Requirement | Copy the rows below word for word, starting at the first row and ending with the row that contains "key-equals[interactable]: = bbox=[255, 73, 307, 125]".

Provided records |
-----
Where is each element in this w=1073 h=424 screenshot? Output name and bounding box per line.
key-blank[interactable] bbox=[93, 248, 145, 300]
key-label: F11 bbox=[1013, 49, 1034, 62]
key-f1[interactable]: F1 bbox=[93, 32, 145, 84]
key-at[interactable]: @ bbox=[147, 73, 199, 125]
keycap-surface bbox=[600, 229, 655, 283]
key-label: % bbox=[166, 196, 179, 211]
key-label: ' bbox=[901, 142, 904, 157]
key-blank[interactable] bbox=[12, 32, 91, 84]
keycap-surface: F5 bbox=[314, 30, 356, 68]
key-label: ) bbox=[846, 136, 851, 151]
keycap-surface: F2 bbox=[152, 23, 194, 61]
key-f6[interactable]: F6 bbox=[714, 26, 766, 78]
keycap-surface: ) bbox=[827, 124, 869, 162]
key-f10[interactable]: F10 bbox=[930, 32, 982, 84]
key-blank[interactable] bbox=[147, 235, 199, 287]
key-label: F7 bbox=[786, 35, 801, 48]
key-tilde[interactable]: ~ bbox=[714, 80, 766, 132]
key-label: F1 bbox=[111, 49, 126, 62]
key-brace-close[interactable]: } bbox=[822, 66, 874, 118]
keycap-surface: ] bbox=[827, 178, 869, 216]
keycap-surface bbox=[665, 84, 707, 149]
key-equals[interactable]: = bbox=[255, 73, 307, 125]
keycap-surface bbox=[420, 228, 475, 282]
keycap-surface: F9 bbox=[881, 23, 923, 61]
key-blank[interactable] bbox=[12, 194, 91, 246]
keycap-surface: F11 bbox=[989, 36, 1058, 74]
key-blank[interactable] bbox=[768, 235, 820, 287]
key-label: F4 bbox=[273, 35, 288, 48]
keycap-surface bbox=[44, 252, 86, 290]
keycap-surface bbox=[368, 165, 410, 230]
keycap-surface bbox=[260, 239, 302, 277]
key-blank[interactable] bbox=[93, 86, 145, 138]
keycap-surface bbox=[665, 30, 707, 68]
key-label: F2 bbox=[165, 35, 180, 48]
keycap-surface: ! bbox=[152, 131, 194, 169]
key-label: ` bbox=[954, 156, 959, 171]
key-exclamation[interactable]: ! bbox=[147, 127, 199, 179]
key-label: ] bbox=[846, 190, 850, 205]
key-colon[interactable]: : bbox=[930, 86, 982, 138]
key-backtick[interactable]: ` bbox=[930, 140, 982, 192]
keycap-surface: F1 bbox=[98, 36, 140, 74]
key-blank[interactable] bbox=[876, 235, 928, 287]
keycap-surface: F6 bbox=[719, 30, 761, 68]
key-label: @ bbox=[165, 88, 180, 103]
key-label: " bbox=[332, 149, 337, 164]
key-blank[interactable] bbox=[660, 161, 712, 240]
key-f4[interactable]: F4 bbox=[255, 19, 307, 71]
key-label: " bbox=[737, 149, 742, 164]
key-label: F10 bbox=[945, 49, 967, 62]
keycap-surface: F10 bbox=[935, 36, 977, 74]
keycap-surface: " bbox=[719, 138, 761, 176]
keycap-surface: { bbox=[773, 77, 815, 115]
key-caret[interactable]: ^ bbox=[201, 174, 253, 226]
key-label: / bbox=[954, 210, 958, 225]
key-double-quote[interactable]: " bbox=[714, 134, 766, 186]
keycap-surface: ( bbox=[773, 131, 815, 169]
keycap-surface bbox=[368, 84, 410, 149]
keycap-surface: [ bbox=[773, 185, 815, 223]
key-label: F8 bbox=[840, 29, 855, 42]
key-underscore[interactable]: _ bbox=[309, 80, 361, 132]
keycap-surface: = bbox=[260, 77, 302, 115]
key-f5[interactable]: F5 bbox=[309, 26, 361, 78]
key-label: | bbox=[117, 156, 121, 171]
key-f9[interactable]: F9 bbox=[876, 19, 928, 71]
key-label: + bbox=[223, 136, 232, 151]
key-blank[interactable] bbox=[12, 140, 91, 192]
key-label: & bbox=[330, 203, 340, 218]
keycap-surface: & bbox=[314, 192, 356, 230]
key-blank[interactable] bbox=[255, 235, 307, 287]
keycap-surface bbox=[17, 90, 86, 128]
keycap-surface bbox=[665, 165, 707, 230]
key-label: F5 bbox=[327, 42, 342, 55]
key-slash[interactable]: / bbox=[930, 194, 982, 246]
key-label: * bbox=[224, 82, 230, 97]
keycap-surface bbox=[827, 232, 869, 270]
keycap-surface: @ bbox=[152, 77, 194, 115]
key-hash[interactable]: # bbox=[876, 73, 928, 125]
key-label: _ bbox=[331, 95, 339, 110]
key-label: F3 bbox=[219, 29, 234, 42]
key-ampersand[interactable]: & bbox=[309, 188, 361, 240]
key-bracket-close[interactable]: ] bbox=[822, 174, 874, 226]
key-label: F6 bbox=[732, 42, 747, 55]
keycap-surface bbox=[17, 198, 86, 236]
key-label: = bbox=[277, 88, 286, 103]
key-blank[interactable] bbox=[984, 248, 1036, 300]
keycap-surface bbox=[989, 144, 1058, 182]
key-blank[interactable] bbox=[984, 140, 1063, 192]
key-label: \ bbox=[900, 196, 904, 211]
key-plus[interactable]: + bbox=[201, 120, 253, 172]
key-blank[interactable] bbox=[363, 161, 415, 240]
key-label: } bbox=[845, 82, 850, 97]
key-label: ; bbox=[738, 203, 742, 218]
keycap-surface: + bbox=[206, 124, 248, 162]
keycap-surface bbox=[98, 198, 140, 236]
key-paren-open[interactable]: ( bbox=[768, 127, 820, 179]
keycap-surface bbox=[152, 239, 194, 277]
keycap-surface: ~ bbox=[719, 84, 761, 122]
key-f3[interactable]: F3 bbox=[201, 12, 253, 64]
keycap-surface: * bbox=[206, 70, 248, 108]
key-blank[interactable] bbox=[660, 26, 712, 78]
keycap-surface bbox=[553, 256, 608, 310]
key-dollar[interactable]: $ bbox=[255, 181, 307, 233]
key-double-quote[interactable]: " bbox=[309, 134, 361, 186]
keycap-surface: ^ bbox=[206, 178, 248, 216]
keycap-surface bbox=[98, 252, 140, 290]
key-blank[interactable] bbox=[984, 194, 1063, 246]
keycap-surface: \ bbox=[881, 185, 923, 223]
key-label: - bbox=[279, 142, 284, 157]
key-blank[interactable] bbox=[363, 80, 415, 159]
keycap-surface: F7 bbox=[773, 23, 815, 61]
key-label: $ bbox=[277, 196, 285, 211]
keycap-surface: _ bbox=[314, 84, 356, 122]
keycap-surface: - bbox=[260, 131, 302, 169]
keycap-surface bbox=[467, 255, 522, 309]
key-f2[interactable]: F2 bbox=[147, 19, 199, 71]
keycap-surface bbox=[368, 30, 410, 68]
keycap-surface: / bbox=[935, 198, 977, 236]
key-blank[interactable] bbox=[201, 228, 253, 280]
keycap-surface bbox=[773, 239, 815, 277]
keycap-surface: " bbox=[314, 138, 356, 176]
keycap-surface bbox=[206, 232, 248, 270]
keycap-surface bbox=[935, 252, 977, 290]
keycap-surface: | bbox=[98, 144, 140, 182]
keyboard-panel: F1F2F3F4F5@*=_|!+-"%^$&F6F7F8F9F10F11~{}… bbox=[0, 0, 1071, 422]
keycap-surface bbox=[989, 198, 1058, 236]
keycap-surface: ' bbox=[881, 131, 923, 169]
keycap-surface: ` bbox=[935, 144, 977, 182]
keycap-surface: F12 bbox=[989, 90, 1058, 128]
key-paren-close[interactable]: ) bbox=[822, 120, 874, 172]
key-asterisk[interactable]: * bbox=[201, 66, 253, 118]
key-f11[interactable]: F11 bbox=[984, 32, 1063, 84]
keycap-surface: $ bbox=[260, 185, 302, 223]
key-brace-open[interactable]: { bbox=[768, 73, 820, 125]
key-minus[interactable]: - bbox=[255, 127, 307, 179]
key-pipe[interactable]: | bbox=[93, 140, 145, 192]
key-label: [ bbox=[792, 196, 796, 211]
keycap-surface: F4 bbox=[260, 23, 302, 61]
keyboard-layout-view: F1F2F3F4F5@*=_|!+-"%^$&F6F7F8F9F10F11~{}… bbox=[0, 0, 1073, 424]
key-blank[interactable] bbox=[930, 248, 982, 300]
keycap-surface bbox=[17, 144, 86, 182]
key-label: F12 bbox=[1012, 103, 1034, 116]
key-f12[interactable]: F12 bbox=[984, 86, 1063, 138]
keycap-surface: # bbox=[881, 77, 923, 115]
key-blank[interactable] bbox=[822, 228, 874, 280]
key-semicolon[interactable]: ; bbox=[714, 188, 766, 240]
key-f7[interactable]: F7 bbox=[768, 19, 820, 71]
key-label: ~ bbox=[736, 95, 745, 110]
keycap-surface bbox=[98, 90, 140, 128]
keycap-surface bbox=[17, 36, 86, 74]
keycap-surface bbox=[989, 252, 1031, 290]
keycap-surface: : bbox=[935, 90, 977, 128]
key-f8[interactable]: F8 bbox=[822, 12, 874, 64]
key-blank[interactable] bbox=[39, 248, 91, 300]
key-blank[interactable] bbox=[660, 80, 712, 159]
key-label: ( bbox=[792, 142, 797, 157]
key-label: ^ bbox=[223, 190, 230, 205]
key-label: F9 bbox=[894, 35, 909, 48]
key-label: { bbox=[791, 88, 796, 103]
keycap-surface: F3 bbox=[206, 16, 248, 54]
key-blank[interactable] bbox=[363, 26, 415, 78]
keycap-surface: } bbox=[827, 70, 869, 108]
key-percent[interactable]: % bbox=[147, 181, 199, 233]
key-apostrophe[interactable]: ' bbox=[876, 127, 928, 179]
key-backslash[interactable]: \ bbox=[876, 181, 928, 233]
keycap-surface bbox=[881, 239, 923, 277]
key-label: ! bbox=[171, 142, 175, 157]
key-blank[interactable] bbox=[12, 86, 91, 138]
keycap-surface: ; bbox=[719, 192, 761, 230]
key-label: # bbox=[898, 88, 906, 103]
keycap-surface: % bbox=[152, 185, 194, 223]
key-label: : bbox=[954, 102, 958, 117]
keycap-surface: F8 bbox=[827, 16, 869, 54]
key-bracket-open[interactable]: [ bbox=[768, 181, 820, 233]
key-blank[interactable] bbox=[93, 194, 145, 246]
-----
Answer |
Where is each element in this w=1073 h=424 screenshot? Output name and bounding box per line.
key-blank[interactable] bbox=[93, 248, 145, 300]
key-label: F11 bbox=[1013, 49, 1034, 62]
key-f1[interactable]: F1 bbox=[93, 32, 145, 84]
key-at[interactable]: @ bbox=[147, 73, 199, 125]
keycap-surface bbox=[600, 229, 655, 283]
key-label: % bbox=[166, 196, 179, 211]
key-label: ' bbox=[901, 142, 904, 157]
key-blank[interactable] bbox=[12, 32, 91, 84]
keycap-surface: F5 bbox=[314, 30, 356, 68]
key-label: ) bbox=[846, 136, 851, 151]
keycap-surface: F2 bbox=[152, 23, 194, 61]
key-f6[interactable]: F6 bbox=[714, 26, 766, 78]
keycap-surface: ) bbox=[827, 124, 869, 162]
key-f10[interactable]: F10 bbox=[930, 32, 982, 84]
key-blank[interactable] bbox=[147, 235, 199, 287]
key-label: F7 bbox=[786, 35, 801, 48]
key-tilde[interactable]: ~ bbox=[714, 80, 766, 132]
key-label: F1 bbox=[111, 49, 126, 62]
key-brace-close[interactable]: } bbox=[822, 66, 874, 118]
keycap-surface: ] bbox=[827, 178, 869, 216]
keycap-surface bbox=[665, 84, 707, 149]
key-equals[interactable]: = bbox=[255, 73, 307, 125]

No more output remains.